■ Material to process:

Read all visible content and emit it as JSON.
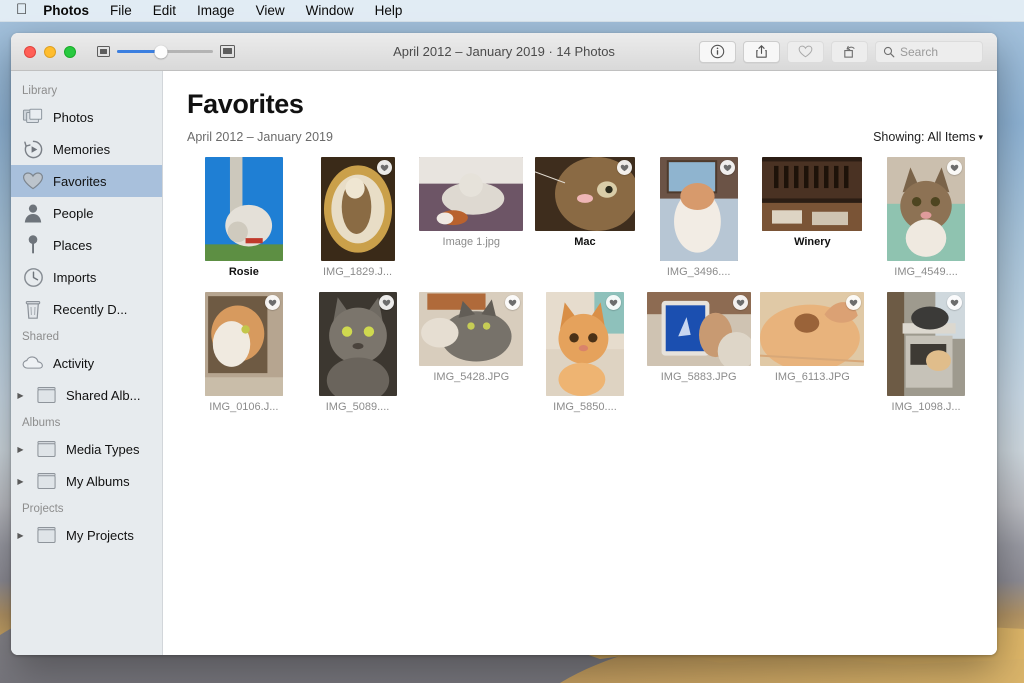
{
  "menubar": {
    "apple_icon": "apple-logo-icon",
    "items": [
      {
        "label": "Photos",
        "bold": true
      },
      {
        "label": "File",
        "bold": false
      },
      {
        "label": "Edit",
        "bold": false
      },
      {
        "label": "Image",
        "bold": false
      },
      {
        "label": "View",
        "bold": false
      },
      {
        "label": "Window",
        "bold": false
      },
      {
        "label": "Help",
        "bold": false
      }
    ]
  },
  "window": {
    "title": "April 2012 – January 2019 · 14 Photos",
    "traffic_lights": {
      "close": "close-button",
      "minimize": "minimize-button",
      "zoom": "maximize-button"
    },
    "zoom_slider": {
      "min_icon": "small-thumbnail-icon",
      "max_icon": "large-thumbnail-icon",
      "value_percent": 46
    },
    "toolbar": {
      "info_label": "info-button",
      "share_label": "share-button",
      "favorite_label": "favorite-button",
      "rotate_label": "rotate-button",
      "search_placeholder": "Search"
    }
  },
  "sidebar": {
    "sections": [
      {
        "title": "Library",
        "items": [
          {
            "label": "Photos",
            "icon": "photos-stack-icon",
            "selected": false,
            "disclosure": false
          },
          {
            "label": "Memories",
            "icon": "memories-icon",
            "selected": false,
            "disclosure": false
          },
          {
            "label": "Favorites",
            "icon": "heart-icon",
            "selected": true,
            "disclosure": false
          },
          {
            "label": "People",
            "icon": "person-icon",
            "selected": false,
            "disclosure": false
          },
          {
            "label": "Places",
            "icon": "pin-icon",
            "selected": false,
            "disclosure": false
          },
          {
            "label": "Imports",
            "icon": "clock-icon",
            "selected": false,
            "disclosure": false
          },
          {
            "label": "Recently D...",
            "icon": "trash-icon",
            "selected": false,
            "disclosure": false
          }
        ]
      },
      {
        "title": "Shared",
        "items": [
          {
            "label": "Activity",
            "icon": "cloud-icon",
            "selected": false,
            "disclosure": false
          },
          {
            "label": "Shared Alb...",
            "icon": "album-folder-icon",
            "selected": false,
            "disclosure": true
          }
        ]
      },
      {
        "title": "Albums",
        "items": [
          {
            "label": "Media Types",
            "icon": "album-folder-icon",
            "selected": false,
            "disclosure": true
          },
          {
            "label": "My Albums",
            "icon": "album-folder-icon",
            "selected": false,
            "disclosure": true
          }
        ]
      },
      {
        "title": "Projects",
        "items": [
          {
            "label": "My Projects",
            "icon": "album-folder-icon",
            "selected": false,
            "disclosure": true
          }
        ]
      }
    ]
  },
  "main": {
    "title": "Favorites",
    "date_range": "April 2012 – January 2019",
    "showing_label": "Showing:",
    "showing_value": "All Items",
    "showing_chevron": "chevron-down-icon",
    "photos": [
      {
        "caption": "Rosie",
        "named": true,
        "favorited": false,
        "w": 78,
        "h": 104,
        "kind": "dog-monument"
      },
      {
        "caption": "IMG_1829.J...",
        "named": false,
        "favorited": true,
        "w": 74,
        "h": 104,
        "kind": "cat-basket"
      },
      {
        "caption": "Image 1.jpg",
        "named": false,
        "favorited": false,
        "w": 104,
        "h": 74,
        "kind": "white-dog-toy"
      },
      {
        "caption": "Mac",
        "named": true,
        "favorited": true,
        "w": 100,
        "h": 74,
        "kind": "cat-closeup"
      },
      {
        "caption": "IMG_3496....",
        "named": false,
        "favorited": true,
        "w": 78,
        "h": 104,
        "kind": "cat-held-window"
      },
      {
        "caption": "Winery",
        "named": true,
        "favorited": false,
        "w": 100,
        "h": 74,
        "kind": "winery-shelves"
      },
      {
        "caption": "IMG_4549....",
        "named": false,
        "favorited": true,
        "w": 78,
        "h": 104,
        "kind": "tabby-green"
      },
      {
        "caption": "IMG_0106.J...",
        "named": false,
        "favorited": true,
        "w": 78,
        "h": 104,
        "kind": "fluffy-orange-mirror"
      },
      {
        "caption": "IMG_5089....",
        "named": false,
        "favorited": true,
        "w": 78,
        "h": 104,
        "kind": "grey-cat-dark"
      },
      {
        "caption": "IMG_5428.JPG",
        "named": false,
        "favorited": true,
        "w": 104,
        "h": 74,
        "kind": "grey-cat-bed"
      },
      {
        "caption": "IMG_5850....",
        "named": false,
        "favorited": true,
        "w": 78,
        "h": 104,
        "kind": "orange-kitten"
      },
      {
        "caption": "IMG_5883.JPG",
        "named": false,
        "favorited": true,
        "w": 104,
        "h": 74,
        "kind": "ipad-lap"
      },
      {
        "caption": "IMG_6113.JPG",
        "named": false,
        "favorited": true,
        "w": 104,
        "h": 74,
        "kind": "orange-cat-belly"
      },
      {
        "caption": "IMG_1098.J...",
        "named": false,
        "favorited": true,
        "w": 78,
        "h": 104,
        "kind": "cats-shelf"
      }
    ]
  }
}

■ Work to complete: Go through the listing above and return every line where the word "title" occurs.

■ Solution to this problem:
    "title": "April 2012 – January 2019 · 14 Photos",
        "title": "Library",
        "title": "Shared",
        "title": "Albums",
        "title": "Projects",
    "title": "Favorites",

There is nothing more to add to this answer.